▶ _Records for processing_
○ ○ ○ ○ ○ ○ ○
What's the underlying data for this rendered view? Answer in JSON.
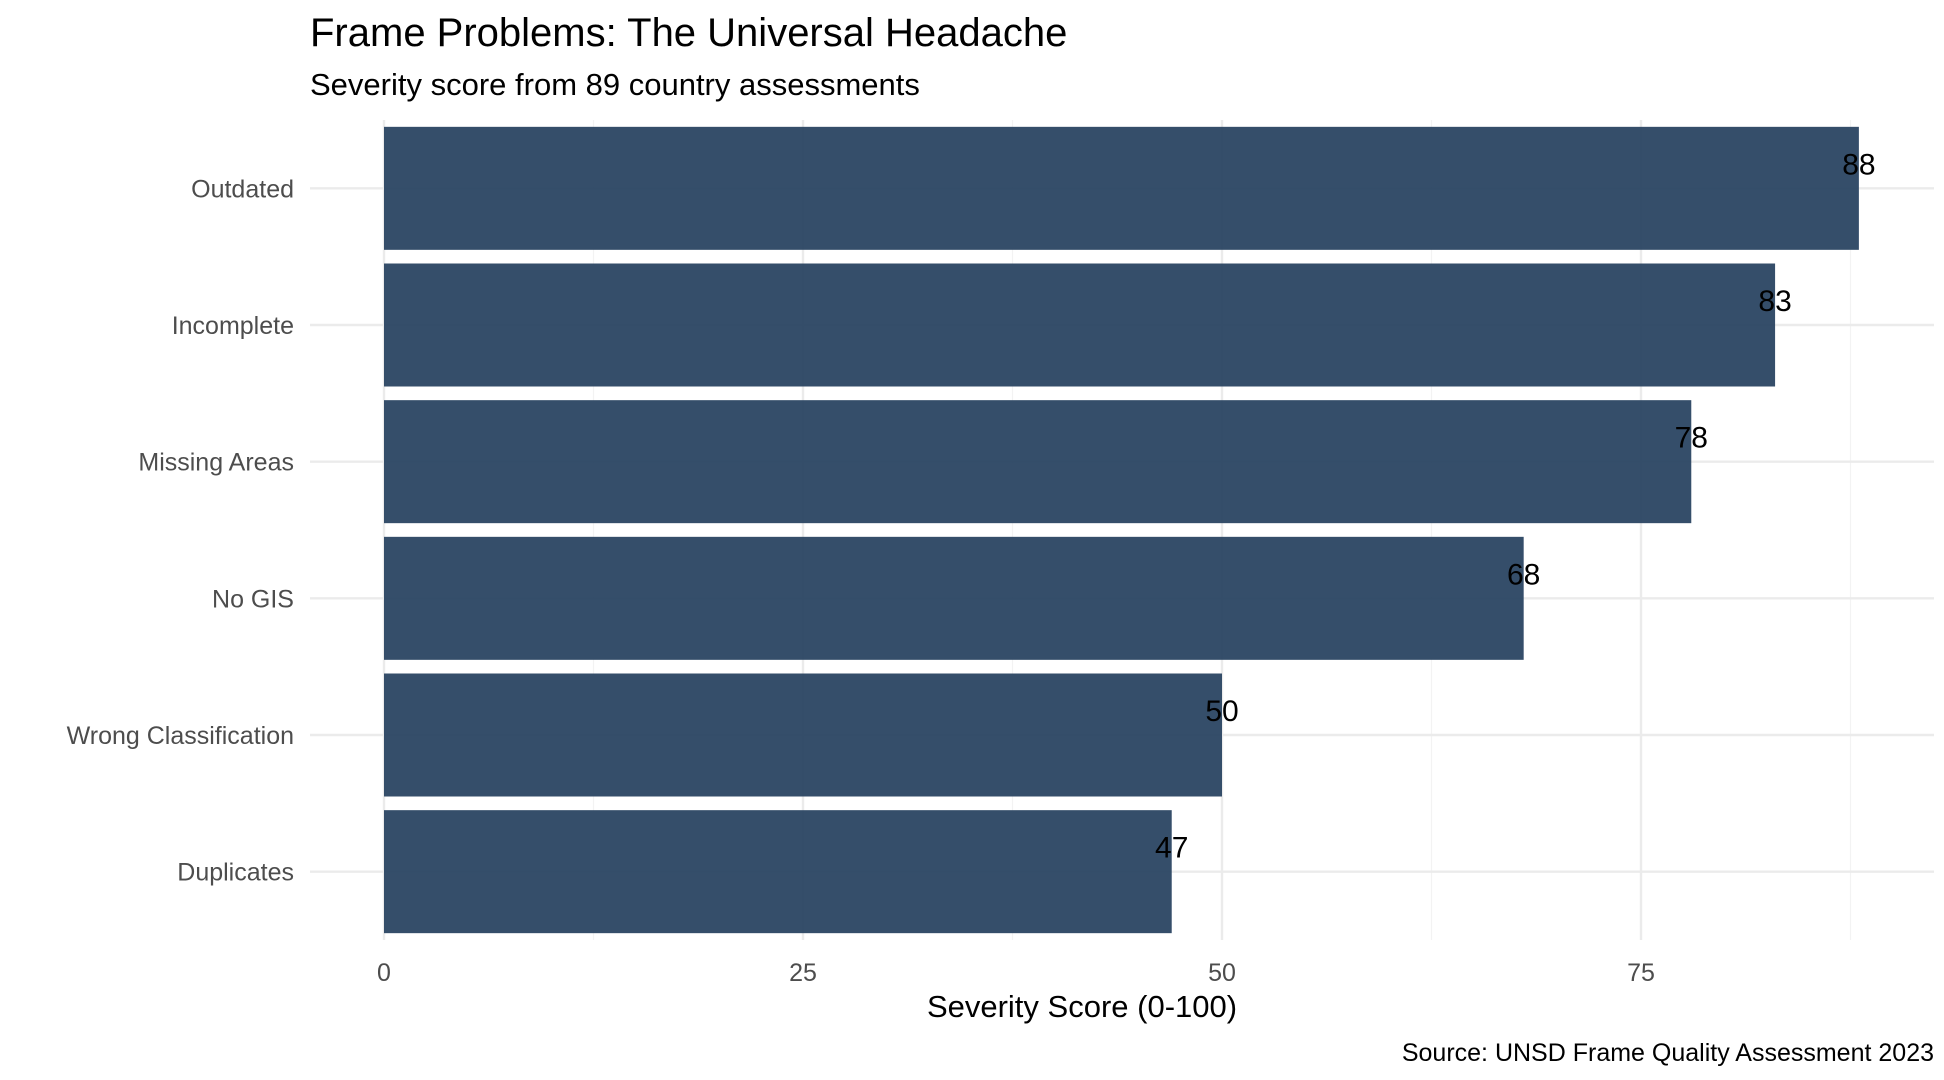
{
  "chart_data": {
    "type": "bar",
    "orientation": "horizontal",
    "title": "Frame Problems: The Universal Headache",
    "subtitle": "Severity score from 89 country assessments",
    "xlabel": "Severity Score (0-100)",
    "ylabel": "",
    "caption": "Source: UNSD Frame Quality Assessment 2023",
    "categories": [
      "Outdated",
      "Incomplete",
      "Missing Areas",
      "No GIS",
      "Wrong Classification",
      "Duplicates"
    ],
    "values": [
      88,
      83,
      78,
      68,
      50,
      47
    ],
    "data_labels": [
      "88",
      "83",
      "78",
      "68",
      "50",
      "47"
    ],
    "xlim": [
      0,
      92
    ],
    "x_ticks": [
      0,
      25,
      50,
      75
    ],
    "x_tick_labels": [
      "0",
      "25",
      "50",
      "75"
    ],
    "x_minor_ticks": [
      12.5,
      37.5,
      62.5,
      87.5
    ],
    "grid": true,
    "legend": "none",
    "bar_color": "#2a4562"
  }
}
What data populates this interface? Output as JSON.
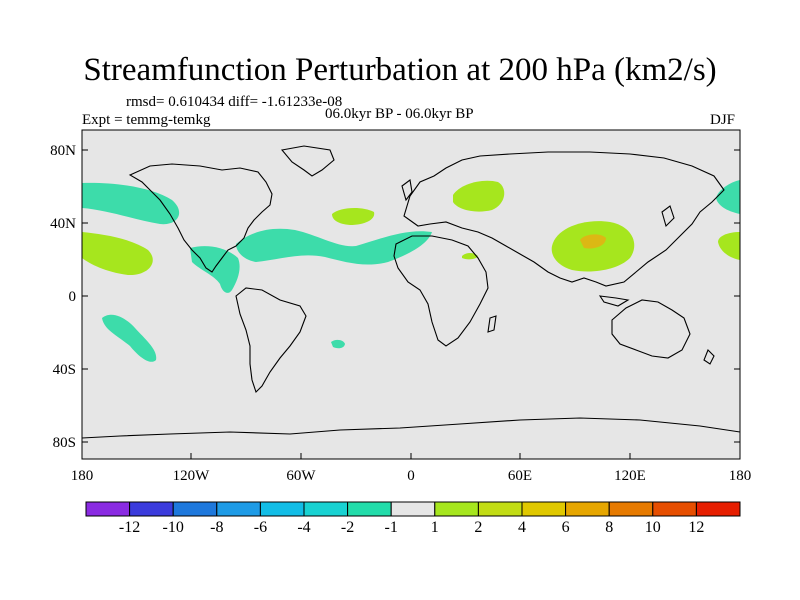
{
  "header": {
    "title": "Streamfunction Perturbation at 200 hPa (km2/s)",
    "stats": "rmsd= 0.610434 diff= -1.61233e-08",
    "period": "06.0kyr BP - 06.0kyr BP",
    "experiment": "Expt = temmg-temkg",
    "season": "DJF"
  },
  "axes": {
    "lat_labels": [
      "80N",
      "40N",
      "0",
      "40S",
      "80S"
    ],
    "lon_labels": [
      "180",
      "120W",
      "60W",
      "0",
      "60E",
      "120E",
      "180"
    ]
  },
  "colorbar": {
    "colors": [
      "#8a2be2",
      "#3b3bdc",
      "#1e78dc",
      "#1e9be6",
      "#12bde6",
      "#18d2d2",
      "#22dcaa",
      "#e6e6e6",
      "#a6e61e",
      "#c2dc14",
      "#e0c800",
      "#e6a600",
      "#e67a00",
      "#e64e00",
      "#e61e00"
    ],
    "labels": [
      "-12",
      "-10",
      "-8",
      "-6",
      "-4",
      "-2",
      "-1",
      "1",
      "2",
      "4",
      "6",
      "8",
      "10",
      "12"
    ]
  },
  "map": {
    "background": "#e6e6e6",
    "negative_color": "#3ddcaa",
    "positive_color": "#a6e61e",
    "peak_color": "#dcb814"
  }
}
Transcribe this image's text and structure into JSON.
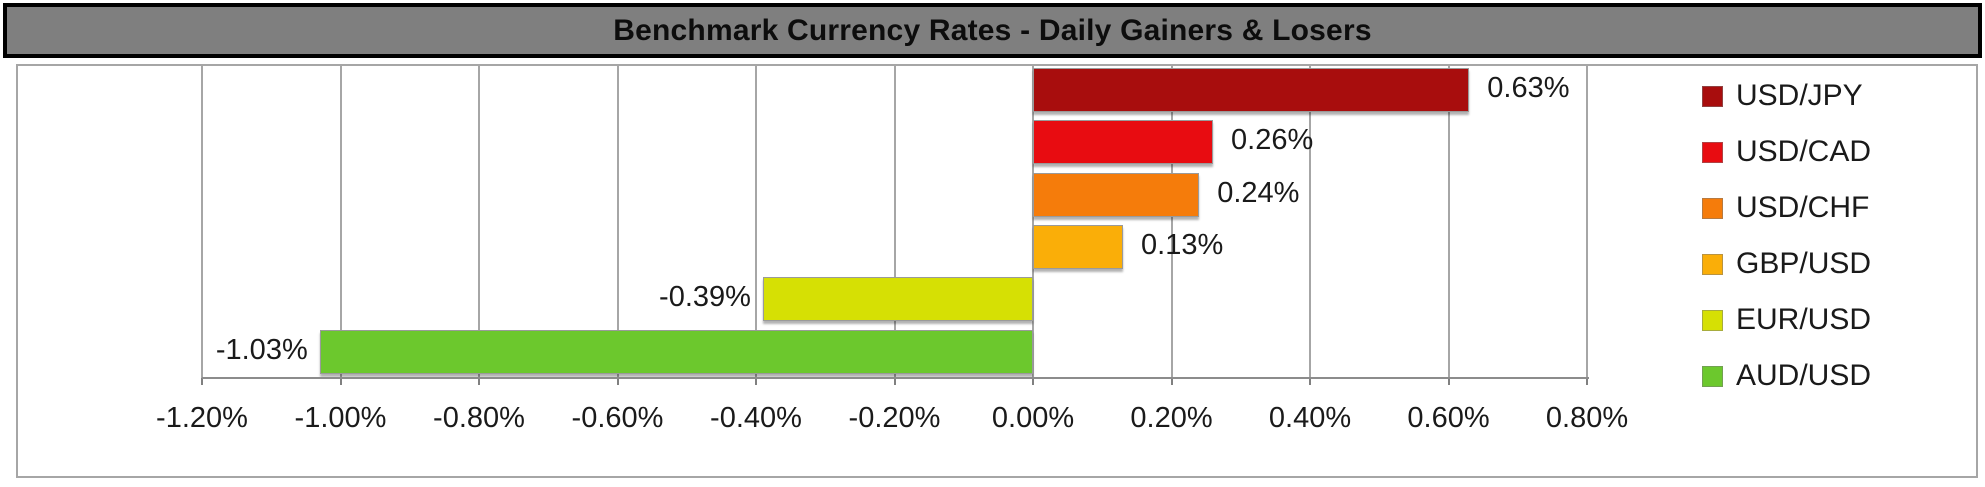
○ ○ ○ ○ ○ ○ ○
▶ _Given problem_
Count how many lines hold the string "Frame" and give that number alone.

▶ _Reply to the exercise_
2